- [RECORD EXCERPTS]:
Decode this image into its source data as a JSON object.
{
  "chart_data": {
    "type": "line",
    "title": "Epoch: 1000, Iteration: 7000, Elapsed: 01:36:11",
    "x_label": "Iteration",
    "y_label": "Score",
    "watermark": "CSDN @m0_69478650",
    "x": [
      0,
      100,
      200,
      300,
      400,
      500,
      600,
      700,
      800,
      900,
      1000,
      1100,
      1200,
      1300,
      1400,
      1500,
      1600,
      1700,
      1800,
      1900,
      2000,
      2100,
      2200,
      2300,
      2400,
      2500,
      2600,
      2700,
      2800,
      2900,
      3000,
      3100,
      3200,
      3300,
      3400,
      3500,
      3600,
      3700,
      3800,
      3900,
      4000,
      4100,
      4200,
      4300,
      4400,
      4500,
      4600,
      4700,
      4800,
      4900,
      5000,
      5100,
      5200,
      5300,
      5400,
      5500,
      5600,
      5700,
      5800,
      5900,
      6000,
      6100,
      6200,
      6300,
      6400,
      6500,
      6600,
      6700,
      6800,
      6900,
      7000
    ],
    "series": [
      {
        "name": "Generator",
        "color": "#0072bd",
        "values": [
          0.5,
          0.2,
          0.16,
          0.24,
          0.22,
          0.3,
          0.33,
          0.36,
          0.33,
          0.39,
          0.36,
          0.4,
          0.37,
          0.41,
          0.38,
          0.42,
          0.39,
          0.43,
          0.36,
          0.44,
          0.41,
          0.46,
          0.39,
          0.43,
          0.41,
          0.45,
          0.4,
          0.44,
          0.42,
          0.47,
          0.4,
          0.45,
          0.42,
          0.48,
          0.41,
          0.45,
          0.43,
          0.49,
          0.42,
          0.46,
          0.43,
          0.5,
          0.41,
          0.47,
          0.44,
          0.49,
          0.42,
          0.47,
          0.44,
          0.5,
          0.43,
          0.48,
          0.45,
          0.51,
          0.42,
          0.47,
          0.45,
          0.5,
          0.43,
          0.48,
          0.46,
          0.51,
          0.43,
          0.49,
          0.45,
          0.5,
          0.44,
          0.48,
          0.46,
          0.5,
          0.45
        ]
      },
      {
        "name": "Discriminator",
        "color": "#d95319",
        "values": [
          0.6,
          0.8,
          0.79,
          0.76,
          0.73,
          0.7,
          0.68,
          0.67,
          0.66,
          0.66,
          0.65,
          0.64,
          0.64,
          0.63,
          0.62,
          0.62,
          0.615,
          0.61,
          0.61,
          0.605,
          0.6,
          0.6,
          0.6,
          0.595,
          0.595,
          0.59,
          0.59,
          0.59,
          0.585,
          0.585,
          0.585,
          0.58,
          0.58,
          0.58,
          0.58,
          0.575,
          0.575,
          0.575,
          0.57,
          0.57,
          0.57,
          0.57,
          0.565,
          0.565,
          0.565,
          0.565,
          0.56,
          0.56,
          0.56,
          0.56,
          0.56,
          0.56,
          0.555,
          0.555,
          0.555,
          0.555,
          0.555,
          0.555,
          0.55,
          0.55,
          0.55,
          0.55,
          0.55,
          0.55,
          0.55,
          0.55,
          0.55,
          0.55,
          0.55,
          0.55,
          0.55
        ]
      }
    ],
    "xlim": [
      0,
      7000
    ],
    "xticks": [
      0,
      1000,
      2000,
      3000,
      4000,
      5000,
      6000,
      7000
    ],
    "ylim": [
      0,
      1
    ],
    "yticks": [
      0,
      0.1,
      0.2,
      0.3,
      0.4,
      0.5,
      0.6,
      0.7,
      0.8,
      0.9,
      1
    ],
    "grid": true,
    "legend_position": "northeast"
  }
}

- [WHAT THE TASK ASKS]: Every line holding "name" should be copied out.

- [SOLUTION TO THE EXERCISE]:
        "name": "Generator",
        "name": "Discriminator",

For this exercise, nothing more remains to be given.